>> START DATA

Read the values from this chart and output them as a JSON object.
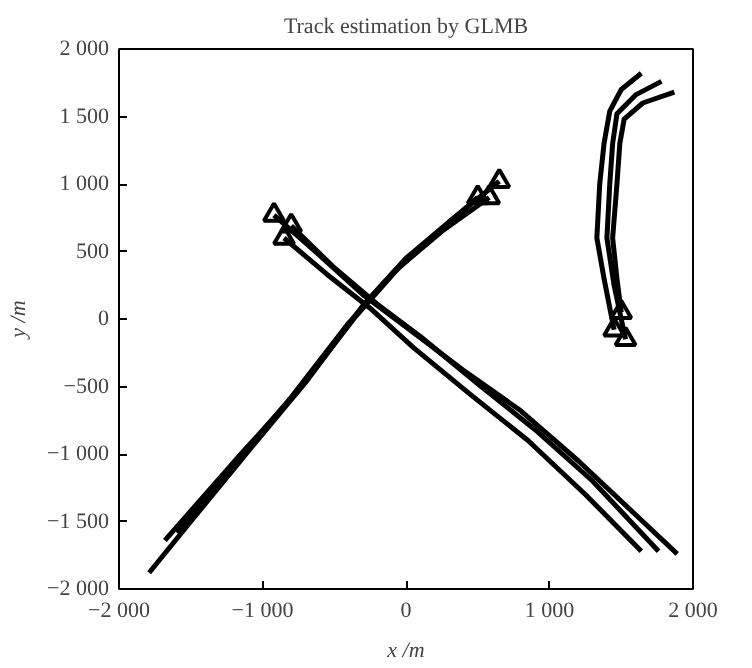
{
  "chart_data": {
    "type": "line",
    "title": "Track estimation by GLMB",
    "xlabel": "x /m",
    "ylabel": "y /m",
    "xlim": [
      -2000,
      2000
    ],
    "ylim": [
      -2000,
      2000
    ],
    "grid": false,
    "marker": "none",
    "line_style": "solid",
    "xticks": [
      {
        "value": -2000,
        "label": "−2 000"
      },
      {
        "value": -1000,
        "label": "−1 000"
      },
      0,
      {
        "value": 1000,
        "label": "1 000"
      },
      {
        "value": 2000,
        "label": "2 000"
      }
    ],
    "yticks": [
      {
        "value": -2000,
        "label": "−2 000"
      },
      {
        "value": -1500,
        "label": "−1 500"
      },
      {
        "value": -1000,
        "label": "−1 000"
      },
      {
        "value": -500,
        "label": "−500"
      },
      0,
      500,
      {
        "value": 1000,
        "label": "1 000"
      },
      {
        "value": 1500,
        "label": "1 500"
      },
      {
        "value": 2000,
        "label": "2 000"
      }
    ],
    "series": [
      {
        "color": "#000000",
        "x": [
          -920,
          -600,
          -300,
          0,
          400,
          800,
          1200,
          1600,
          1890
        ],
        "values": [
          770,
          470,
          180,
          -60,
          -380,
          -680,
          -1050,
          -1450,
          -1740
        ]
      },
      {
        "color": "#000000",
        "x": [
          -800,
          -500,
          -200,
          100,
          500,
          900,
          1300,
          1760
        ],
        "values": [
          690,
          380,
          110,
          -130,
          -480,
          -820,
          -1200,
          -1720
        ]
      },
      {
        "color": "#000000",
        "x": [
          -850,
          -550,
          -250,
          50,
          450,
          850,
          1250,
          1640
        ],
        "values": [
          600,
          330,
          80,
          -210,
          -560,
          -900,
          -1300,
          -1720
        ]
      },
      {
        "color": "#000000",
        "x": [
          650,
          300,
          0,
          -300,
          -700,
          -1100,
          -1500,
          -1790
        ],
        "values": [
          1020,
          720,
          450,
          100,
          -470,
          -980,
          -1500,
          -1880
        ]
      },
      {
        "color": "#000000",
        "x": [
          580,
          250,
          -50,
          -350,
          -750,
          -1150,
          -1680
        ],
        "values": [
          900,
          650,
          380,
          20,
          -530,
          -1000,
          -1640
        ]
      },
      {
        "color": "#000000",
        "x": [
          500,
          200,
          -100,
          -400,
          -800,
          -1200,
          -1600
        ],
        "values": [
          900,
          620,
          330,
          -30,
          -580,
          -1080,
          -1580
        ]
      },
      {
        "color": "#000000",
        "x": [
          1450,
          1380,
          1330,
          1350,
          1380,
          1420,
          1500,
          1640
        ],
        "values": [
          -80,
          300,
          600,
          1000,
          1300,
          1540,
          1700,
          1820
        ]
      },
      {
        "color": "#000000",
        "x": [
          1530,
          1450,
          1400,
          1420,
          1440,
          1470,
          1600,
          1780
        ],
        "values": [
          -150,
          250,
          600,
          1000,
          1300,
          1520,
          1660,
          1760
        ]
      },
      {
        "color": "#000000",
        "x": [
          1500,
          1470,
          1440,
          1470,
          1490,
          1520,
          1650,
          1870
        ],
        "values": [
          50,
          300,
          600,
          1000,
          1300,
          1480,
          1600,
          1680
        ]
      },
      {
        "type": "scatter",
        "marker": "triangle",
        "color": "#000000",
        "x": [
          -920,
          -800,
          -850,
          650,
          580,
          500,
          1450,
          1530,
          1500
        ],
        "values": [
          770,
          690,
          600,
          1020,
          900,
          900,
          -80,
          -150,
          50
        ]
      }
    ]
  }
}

>> END DATA

### PROBLEM REQUIREMENTS
Transcribe all the records above word for word, without their images.

### ANSWER TO THE EXERCISE
Read the values from this chart and output them as a JSON object.
{
  "chart_data": {
    "type": "line",
    "title": "Track estimation by GLMB",
    "xlabel": "x /m",
    "ylabel": "y /m",
    "xlim": [
      -2000,
      2000
    ],
    "ylim": [
      -2000,
      2000
    ],
    "grid": false,
    "marker": "none",
    "line_style": "solid",
    "xticks": [
      {
        "value": -2000,
        "label": "−2 000"
      },
      {
        "value": -1000,
        "label": "−1 000"
      },
      0,
      {
        "value": 1000,
        "label": "1 000"
      },
      {
        "value": 2000,
        "label": "2 000"
      }
    ],
    "yticks": [
      {
        "value": -2000,
        "label": "−2 000"
      },
      {
        "value": -1500,
        "label": "−1 500"
      },
      {
        "value": -1000,
        "label": "−1 000"
      },
      {
        "value": -500,
        "label": "−500"
      },
      0,
      500,
      {
        "value": 1000,
        "label": "1 000"
      },
      {
        "value": 1500,
        "label": "1 500"
      },
      {
        "value": 2000,
        "label": "2 000"
      }
    ],
    "series": [
      {
        "color": "#000000",
        "x": [
          -920,
          -600,
          -300,
          0,
          400,
          800,
          1200,
          1600,
          1890
        ],
        "values": [
          770,
          470,
          180,
          -60,
          -380,
          -680,
          -1050,
          -1450,
          -1740
        ]
      },
      {
        "color": "#000000",
        "x": [
          -800,
          -500,
          -200,
          100,
          500,
          900,
          1300,
          1760
        ],
        "values": [
          690,
          380,
          110,
          -130,
          -480,
          -820,
          -1200,
          -1720
        ]
      },
      {
        "color": "#000000",
        "x": [
          -850,
          -550,
          -250,
          50,
          450,
          850,
          1250,
          1640
        ],
        "values": [
          600,
          330,
          80,
          -210,
          -560,
          -900,
          -1300,
          -1720
        ]
      },
      {
        "color": "#000000",
        "x": [
          650,
          300,
          0,
          -300,
          -700,
          -1100,
          -1500,
          -1790
        ],
        "values": [
          1020,
          720,
          450,
          100,
          -470,
          -980,
          -1500,
          -1880
        ]
      },
      {
        "color": "#000000",
        "x": [
          580,
          250,
          -50,
          -350,
          -750,
          -1150,
          -1680
        ],
        "values": [
          900,
          650,
          380,
          20,
          -530,
          -1000,
          -1640
        ]
      },
      {
        "color": "#000000",
        "x": [
          500,
          200,
          -100,
          -400,
          -800,
          -1200,
          -1600
        ],
        "values": [
          900,
          620,
          330,
          -30,
          -580,
          -1080,
          -1580
        ]
      },
      {
        "color": "#000000",
        "x": [
          1450,
          1380,
          1330,
          1350,
          1380,
          1420,
          1500,
          1640
        ],
        "values": [
          -80,
          300,
          600,
          1000,
          1300,
          1540,
          1700,
          1820
        ]
      },
      {
        "color": "#000000",
        "x": [
          1530,
          1450,
          1400,
          1420,
          1440,
          1470,
          1600,
          1780
        ],
        "values": [
          -150,
          250,
          600,
          1000,
          1300,
          1520,
          1660,
          1760
        ]
      },
      {
        "color": "#000000",
        "x": [
          1500,
          1470,
          1440,
          1470,
          1490,
          1520,
          1650,
          1870
        ],
        "values": [
          50,
          300,
          600,
          1000,
          1300,
          1480,
          1600,
          1680
        ]
      },
      {
        "type": "scatter",
        "marker": "triangle",
        "color": "#000000",
        "x": [
          -920,
          -800,
          -850,
          650,
          580,
          500,
          1450,
          1530,
          1500
        ],
        "values": [
          770,
          690,
          600,
          1020,
          900,
          900,
          -80,
          -150,
          50
        ]
      }
    ]
  }
}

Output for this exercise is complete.